Stored entries
....

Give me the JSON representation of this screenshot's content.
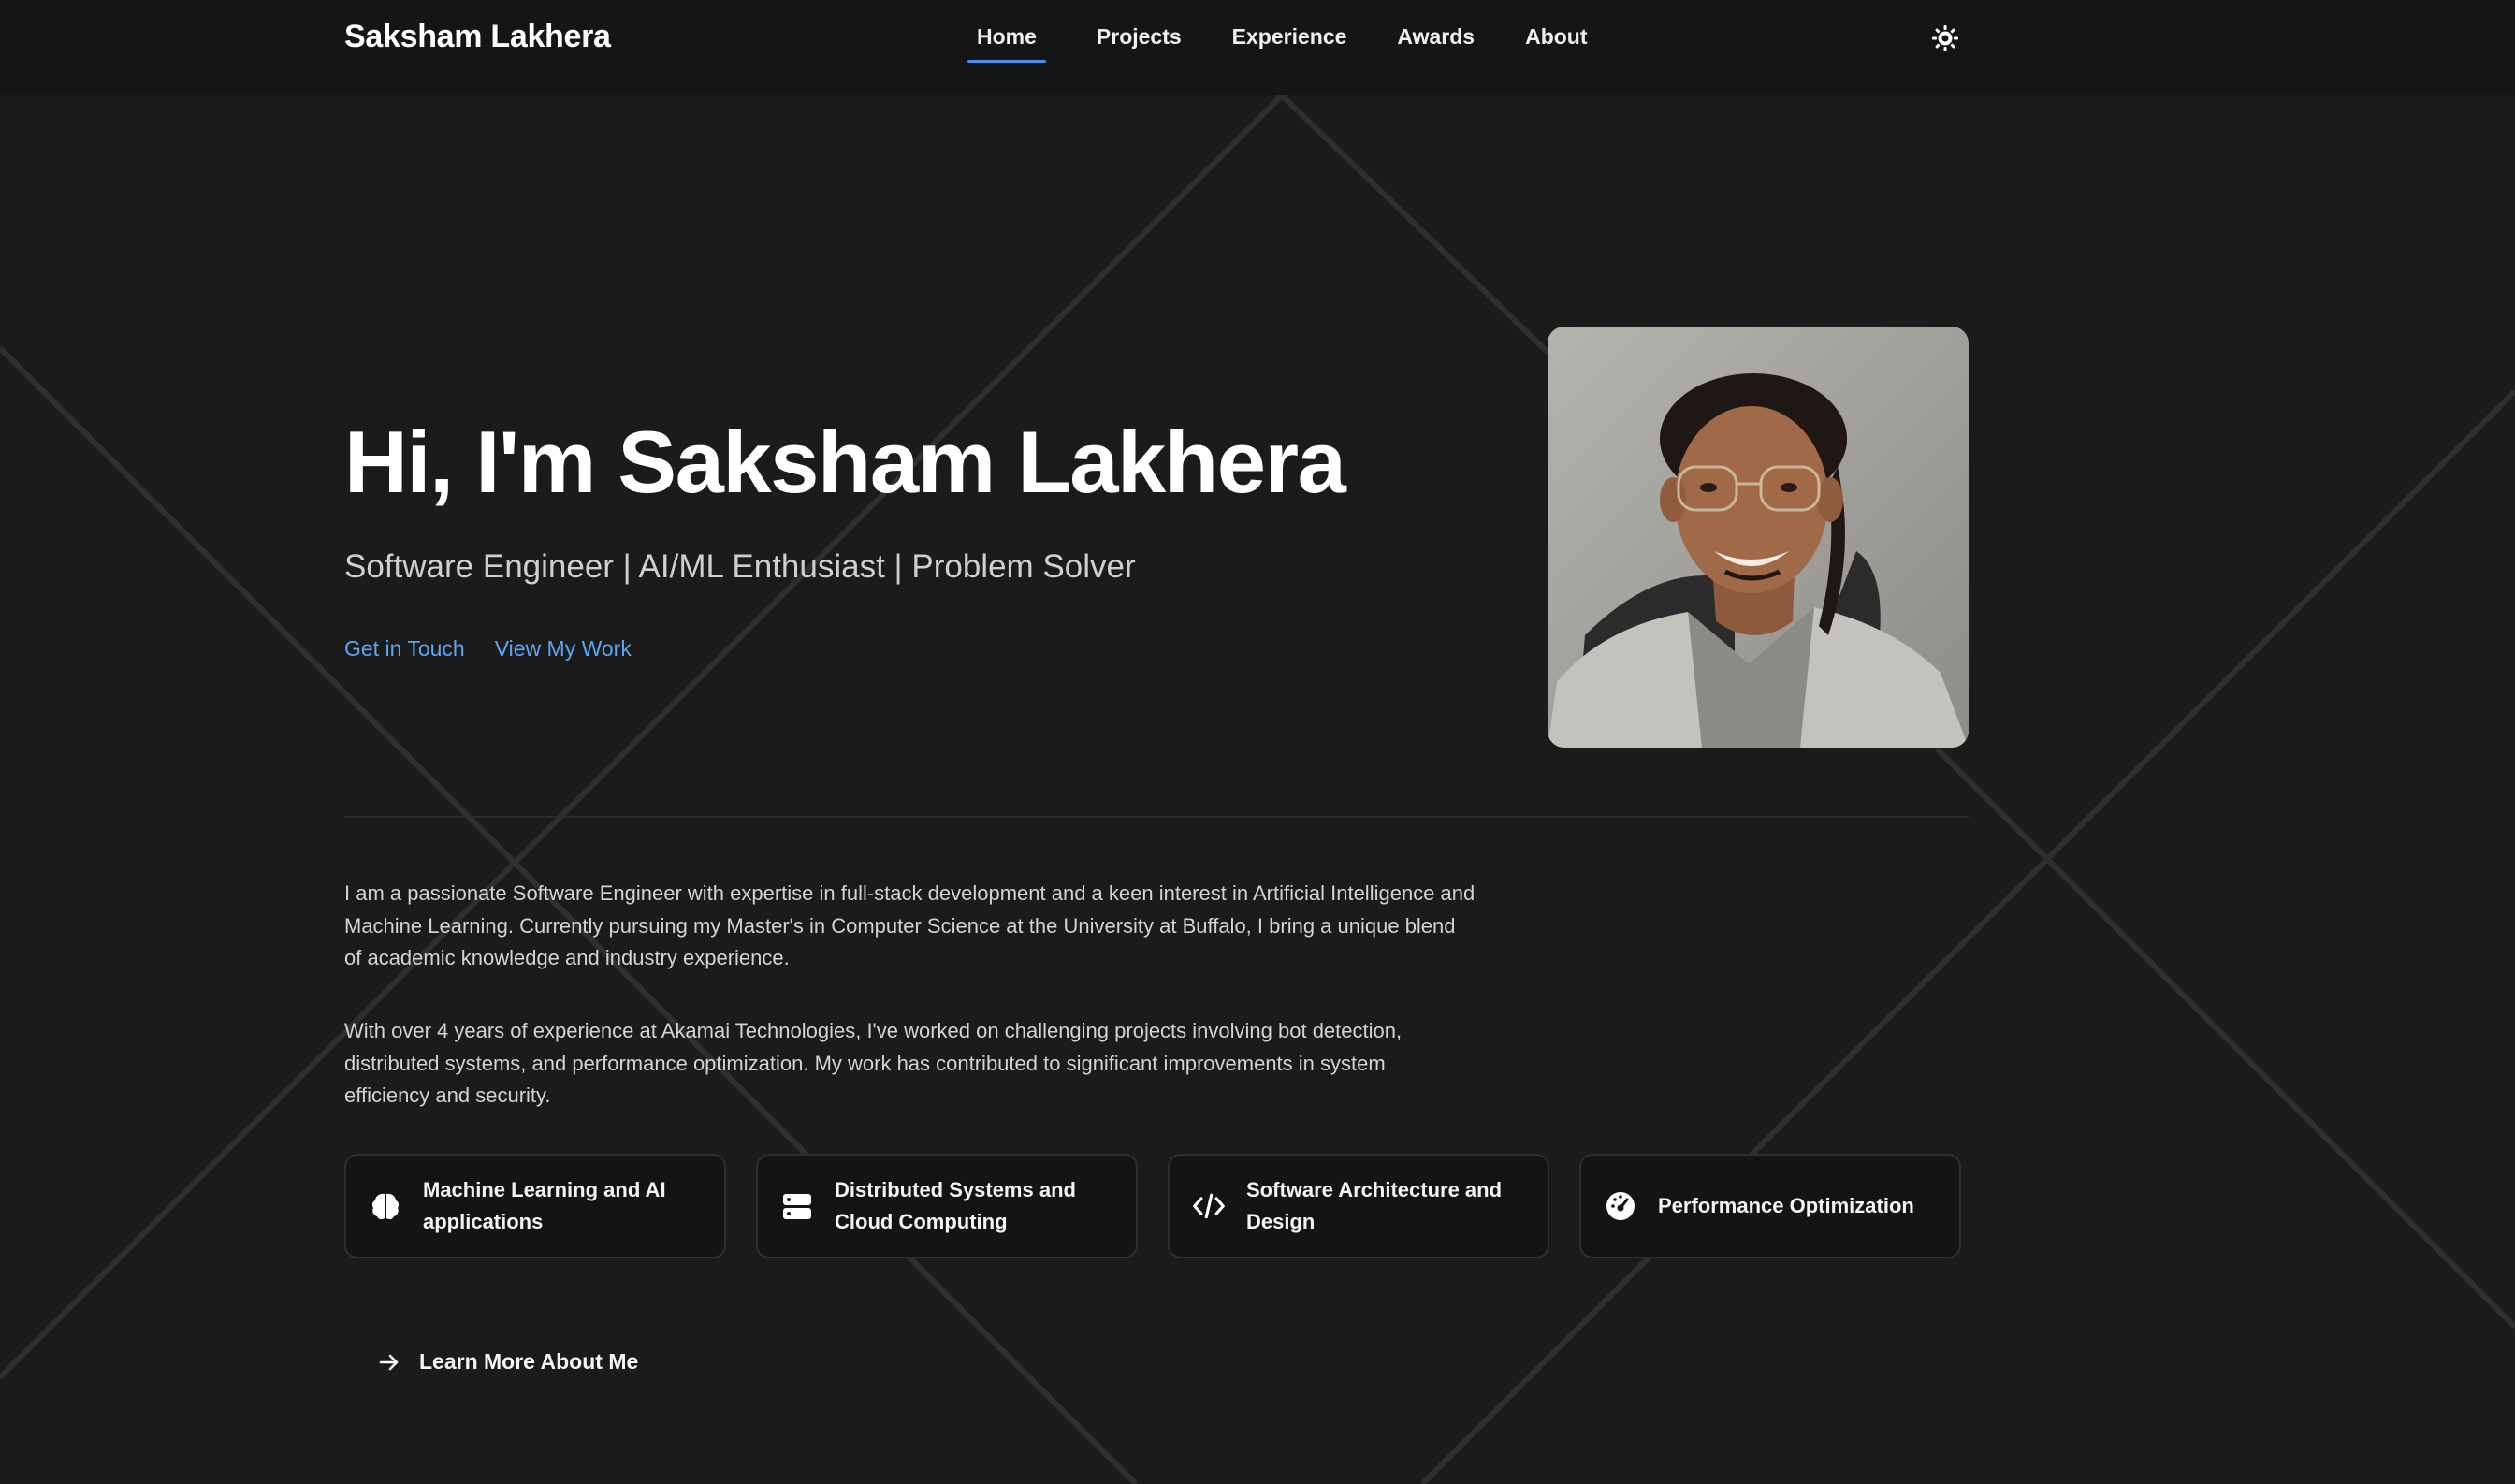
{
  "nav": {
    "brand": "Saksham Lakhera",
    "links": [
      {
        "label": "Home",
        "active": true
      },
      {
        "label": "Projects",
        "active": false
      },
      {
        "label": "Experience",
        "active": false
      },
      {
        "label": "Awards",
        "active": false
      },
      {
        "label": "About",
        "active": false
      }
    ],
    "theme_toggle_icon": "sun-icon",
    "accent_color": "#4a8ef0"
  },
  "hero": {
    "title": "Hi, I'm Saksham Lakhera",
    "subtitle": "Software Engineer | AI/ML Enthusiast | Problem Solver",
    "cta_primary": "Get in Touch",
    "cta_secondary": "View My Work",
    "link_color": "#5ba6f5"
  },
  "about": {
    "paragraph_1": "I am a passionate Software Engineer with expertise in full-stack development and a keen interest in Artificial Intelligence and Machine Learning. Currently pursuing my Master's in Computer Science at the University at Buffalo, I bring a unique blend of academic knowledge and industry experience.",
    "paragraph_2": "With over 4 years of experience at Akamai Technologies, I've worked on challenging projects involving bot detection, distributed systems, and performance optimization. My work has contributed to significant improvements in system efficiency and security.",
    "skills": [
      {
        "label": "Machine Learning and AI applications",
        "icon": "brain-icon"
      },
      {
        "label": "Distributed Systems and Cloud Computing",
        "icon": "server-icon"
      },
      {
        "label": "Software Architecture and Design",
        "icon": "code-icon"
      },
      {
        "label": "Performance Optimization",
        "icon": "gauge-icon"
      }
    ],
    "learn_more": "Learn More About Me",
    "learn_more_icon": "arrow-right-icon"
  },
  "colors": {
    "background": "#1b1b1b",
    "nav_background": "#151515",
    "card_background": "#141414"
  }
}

....

Written problem
Your copy should match the entries exactly, minus the pictures.

Exercise answer
Give me the JSON representation of this screenshot's content.
{
  "nav": {
    "brand": "Saksham Lakhera",
    "links": [
      {
        "label": "Home",
        "active": true
      },
      {
        "label": "Projects",
        "active": false
      },
      {
        "label": "Experience",
        "active": false
      },
      {
        "label": "Awards",
        "active": false
      },
      {
        "label": "About",
        "active": false
      }
    ],
    "theme_toggle_icon": "sun-icon",
    "accent_color": "#4a8ef0"
  },
  "hero": {
    "title": "Hi, I'm Saksham Lakhera",
    "subtitle": "Software Engineer | AI/ML Enthusiast | Problem Solver",
    "cta_primary": "Get in Touch",
    "cta_secondary": "View My Work",
    "link_color": "#5ba6f5"
  },
  "about": {
    "paragraph_1": "I am a passionate Software Engineer with expertise in full-stack development and a keen interest in Artificial Intelligence and Machine Learning. Currently pursuing my Master's in Computer Science at the University at Buffalo, I bring a unique blend of academic knowledge and industry experience.",
    "paragraph_2": "With over 4 years of experience at Akamai Technologies, I've worked on challenging projects involving bot detection, distributed systems, and performance optimization. My work has contributed to significant improvements in system efficiency and security.",
    "skills": [
      {
        "label": "Machine Learning and AI applications",
        "icon": "brain-icon"
      },
      {
        "label": "Distributed Systems and Cloud Computing",
        "icon": "server-icon"
      },
      {
        "label": "Software Architecture and Design",
        "icon": "code-icon"
      },
      {
        "label": "Performance Optimization",
        "icon": "gauge-icon"
      }
    ],
    "learn_more": "Learn More About Me",
    "learn_more_icon": "arrow-right-icon"
  },
  "colors": {
    "background": "#1b1b1b",
    "nav_background": "#151515",
    "card_background": "#141414"
  }
}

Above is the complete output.